▶ **Excerpted text**:
• • •
After taking a break in the summer, home price growth got back up to strength in September, according to statistics reported by DataQuick in the company’s monthly Property Intelligence Report. Other metrics, however, weakened.
DataQuick, a specialist in property information and decisioning solutions, reported price growth “resumed at a rapid rate in September and spread to all” of its 42 reporting counties on a monthly, quarterly, and yearly basis.
With the exception of July and August, DataQuick says home price growth has spread consistently around the country in the last 12 to 18 months, with all reporting markets seeing growth “in excess of their long term average.”
Gordon Crawford, Ph.D., VP of analytics for the company, says the impact of this growth can be seen in all aspects of housing.
“Some immediate implications to look for include an increase in home price listings and overall sales as
homeowners with negative equity are gradually swept toward a position of positive equity, a decrease in foreclosures as homeowners have the equity to sell and avoid default, and an increase in demand for home equity lines of credit as borrowers look to tap into increased equity from home price growth,” Crawford said.
Other consequences DataQuick says to look out for: “[C]ontinued single-family rental demand driven by decreases in home affordability, sustained risk of home price corrections and stringent mortgage credit standards, and an increase in purchases by investors” driven by the two preceding factors.
The risk of a “substantial correction” runs especially high as growth rates remain elevated, Crawford warns—especially since that growth isn’t supported by steady economic fundamentals.
“In the past, moderate economic fundamentals have support long term home price growth rates of three to four percent respectively,” he said, noting that the yearly growth average across all 42 counties is roughly 16 percent currently. “While generally positive, current economic drivers are weaker than those experienced in most previous expansions, leading to considerable uncertainty about future economic prospects.”
In other findings, sales dipped in most measures, with 26 counties reporting monthly increases, 28 reporting quarterly increases, and 29 posting yearly improvement (compared to 29, 37, and 28 in August, respectively).
Foreclosure statistics were similarly discouraging. Twenty-four of the 42 reporting counties experienced a decline in foreclosures from August, down from 31 in August. Twenty-six reported a decline over the last quarter, while 24 reported a drop over the last year—that’s compared to 26 and 28, respectively, in August.
• • •
▶ **Record excerpts**:
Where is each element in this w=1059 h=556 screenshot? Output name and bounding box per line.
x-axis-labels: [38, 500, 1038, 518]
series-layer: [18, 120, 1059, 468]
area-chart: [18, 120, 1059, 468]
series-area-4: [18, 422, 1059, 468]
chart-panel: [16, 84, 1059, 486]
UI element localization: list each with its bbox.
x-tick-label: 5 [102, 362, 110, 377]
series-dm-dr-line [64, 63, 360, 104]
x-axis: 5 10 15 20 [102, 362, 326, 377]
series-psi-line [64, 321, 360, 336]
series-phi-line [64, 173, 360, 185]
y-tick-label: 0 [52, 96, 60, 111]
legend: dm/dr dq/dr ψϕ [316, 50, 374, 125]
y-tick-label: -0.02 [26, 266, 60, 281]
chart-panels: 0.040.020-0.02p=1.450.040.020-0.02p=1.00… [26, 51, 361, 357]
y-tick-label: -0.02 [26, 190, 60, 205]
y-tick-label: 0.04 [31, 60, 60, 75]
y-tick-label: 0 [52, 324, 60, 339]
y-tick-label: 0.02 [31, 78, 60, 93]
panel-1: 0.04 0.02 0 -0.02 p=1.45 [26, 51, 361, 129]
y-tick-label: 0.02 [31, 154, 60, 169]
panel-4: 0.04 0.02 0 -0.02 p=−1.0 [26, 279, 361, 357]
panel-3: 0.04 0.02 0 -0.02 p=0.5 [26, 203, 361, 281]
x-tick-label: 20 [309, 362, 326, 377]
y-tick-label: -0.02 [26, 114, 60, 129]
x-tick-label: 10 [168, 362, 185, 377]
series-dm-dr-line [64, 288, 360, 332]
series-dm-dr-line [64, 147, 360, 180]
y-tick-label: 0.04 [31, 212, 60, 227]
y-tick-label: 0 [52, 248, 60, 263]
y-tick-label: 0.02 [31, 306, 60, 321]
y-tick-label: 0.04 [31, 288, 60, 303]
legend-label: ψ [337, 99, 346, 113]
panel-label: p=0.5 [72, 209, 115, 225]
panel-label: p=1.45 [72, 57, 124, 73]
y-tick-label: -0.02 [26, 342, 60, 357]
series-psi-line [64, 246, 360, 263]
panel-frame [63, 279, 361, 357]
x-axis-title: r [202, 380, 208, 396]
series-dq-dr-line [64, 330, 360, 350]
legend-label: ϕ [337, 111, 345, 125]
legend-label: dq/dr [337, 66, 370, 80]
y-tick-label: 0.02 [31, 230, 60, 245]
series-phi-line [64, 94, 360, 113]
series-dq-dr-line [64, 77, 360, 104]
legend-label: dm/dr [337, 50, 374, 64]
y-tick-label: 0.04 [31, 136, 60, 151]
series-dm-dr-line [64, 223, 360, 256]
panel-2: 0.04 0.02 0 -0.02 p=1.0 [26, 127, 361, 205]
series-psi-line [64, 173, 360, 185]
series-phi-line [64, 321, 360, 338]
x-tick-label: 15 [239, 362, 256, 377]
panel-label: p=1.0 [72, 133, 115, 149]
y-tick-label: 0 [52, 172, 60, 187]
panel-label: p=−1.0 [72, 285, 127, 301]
• • •
Reproduce the home price article verbatim from "DataQuick, a specialist" to "aspects of housing.". The lines above are separate material, unrelated to the home price article.

DataQuick, a specialist in property information and decisioning solutions, reported price growth “resumed at a rapid rate in September and spread to all” of its 42 reporting counties on a monthly, quarterly, and yearly basis.
With the exception of July and August, DataQuick says home price growth has spread consistently around the country in the last 12 to 18 months, with all reporting markets seeing growth “in excess of their long term average.”
Gordon Crawford, Ph.D., VP of analytics for the company, says the impact of this growth can be seen in all aspects of housing.